## Short problem
Hunt for the word "label" across the entries below, copying each line that holds it.

Begin Data supplied

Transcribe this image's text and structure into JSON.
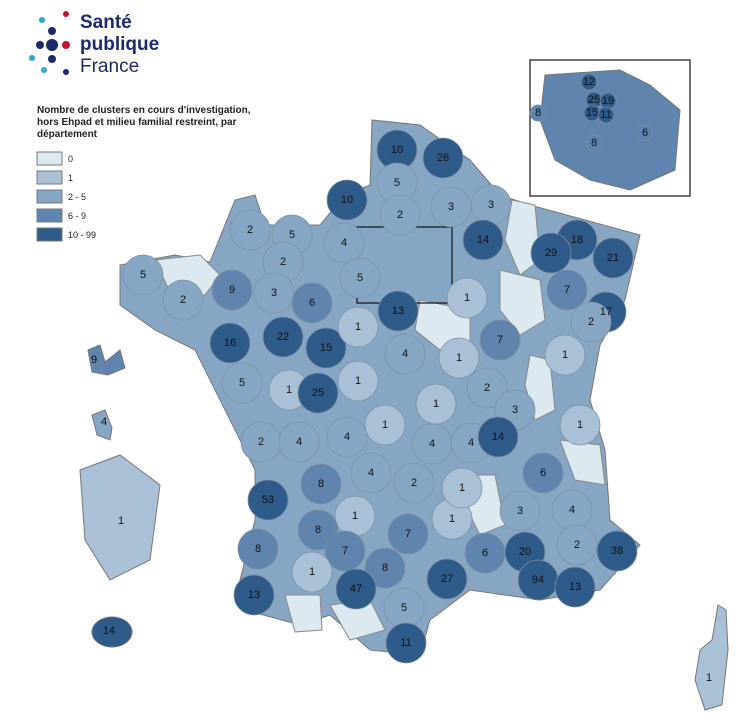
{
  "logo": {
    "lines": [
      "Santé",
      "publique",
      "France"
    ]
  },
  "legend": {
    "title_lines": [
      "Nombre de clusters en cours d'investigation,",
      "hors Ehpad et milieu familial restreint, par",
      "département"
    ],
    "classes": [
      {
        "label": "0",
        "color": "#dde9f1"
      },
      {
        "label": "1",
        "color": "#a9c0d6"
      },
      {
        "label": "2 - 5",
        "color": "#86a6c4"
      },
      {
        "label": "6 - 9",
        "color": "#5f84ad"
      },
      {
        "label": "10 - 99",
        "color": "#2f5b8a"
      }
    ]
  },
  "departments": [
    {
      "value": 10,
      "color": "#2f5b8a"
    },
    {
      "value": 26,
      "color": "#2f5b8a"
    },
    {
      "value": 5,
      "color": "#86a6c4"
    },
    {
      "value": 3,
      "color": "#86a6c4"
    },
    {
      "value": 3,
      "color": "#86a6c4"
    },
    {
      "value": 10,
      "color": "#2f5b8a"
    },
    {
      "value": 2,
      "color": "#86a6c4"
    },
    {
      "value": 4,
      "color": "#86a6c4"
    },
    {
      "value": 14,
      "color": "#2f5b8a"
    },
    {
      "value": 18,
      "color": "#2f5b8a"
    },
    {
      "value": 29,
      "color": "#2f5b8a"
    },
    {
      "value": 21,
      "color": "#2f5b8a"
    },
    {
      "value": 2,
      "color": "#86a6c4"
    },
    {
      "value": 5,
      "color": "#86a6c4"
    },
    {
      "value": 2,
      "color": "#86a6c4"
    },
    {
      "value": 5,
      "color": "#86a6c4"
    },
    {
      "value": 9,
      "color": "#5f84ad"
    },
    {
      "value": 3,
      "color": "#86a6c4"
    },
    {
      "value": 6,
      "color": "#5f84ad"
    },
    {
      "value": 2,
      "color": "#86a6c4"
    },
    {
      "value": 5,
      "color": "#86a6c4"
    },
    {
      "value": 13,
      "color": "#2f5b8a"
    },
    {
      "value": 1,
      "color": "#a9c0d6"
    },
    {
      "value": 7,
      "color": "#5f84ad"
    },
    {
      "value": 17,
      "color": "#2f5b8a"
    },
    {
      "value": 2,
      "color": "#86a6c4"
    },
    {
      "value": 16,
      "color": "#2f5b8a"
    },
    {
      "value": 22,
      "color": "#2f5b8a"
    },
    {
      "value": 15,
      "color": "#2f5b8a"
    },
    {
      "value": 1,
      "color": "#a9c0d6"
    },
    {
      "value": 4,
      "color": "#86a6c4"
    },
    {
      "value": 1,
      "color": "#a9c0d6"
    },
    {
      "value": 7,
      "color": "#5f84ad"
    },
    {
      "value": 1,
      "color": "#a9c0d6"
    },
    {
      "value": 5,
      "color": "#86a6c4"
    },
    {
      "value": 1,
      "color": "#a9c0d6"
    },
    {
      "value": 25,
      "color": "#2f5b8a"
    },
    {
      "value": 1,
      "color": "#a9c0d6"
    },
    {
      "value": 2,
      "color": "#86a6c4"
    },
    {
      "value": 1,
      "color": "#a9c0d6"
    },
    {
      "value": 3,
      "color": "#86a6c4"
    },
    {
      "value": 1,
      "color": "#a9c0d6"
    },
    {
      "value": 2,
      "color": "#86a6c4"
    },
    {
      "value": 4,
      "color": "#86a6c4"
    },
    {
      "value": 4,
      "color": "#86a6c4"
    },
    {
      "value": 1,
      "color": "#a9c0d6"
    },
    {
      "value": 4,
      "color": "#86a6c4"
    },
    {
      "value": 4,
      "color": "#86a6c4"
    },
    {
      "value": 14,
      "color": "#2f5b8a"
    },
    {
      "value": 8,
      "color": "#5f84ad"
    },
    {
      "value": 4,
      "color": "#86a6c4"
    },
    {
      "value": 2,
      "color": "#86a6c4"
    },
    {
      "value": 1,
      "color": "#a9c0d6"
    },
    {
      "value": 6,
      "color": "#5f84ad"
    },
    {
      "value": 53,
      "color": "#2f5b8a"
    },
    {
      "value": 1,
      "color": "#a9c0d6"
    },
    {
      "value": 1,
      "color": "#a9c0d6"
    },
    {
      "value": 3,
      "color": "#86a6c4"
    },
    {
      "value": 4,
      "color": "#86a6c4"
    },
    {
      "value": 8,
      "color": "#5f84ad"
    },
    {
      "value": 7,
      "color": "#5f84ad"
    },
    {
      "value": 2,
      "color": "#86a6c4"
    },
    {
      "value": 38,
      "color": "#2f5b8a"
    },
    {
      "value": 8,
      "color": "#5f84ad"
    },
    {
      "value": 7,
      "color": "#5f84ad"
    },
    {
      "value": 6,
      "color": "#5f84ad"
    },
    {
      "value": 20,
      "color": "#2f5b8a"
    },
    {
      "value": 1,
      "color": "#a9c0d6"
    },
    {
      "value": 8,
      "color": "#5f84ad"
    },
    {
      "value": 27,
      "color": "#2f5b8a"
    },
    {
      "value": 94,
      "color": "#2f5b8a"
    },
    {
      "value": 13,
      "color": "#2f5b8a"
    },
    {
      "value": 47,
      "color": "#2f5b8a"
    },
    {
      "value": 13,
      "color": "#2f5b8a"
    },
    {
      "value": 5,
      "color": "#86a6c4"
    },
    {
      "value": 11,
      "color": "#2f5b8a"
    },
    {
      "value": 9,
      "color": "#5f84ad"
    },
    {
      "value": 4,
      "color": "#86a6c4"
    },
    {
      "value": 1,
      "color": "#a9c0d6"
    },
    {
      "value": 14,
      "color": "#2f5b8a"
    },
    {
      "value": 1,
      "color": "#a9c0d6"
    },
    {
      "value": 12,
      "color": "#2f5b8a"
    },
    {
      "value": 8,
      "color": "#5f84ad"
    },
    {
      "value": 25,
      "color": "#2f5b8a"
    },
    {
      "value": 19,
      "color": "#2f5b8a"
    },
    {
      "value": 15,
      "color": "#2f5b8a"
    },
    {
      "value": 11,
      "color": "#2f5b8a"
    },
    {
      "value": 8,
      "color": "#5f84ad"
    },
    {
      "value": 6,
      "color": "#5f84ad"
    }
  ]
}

End Data supplied

## Completed task
        "label": "0",
        "label": "1",
        "label": "2 - 5",
        "label": "6 - 9",
        "label": "10 - 99",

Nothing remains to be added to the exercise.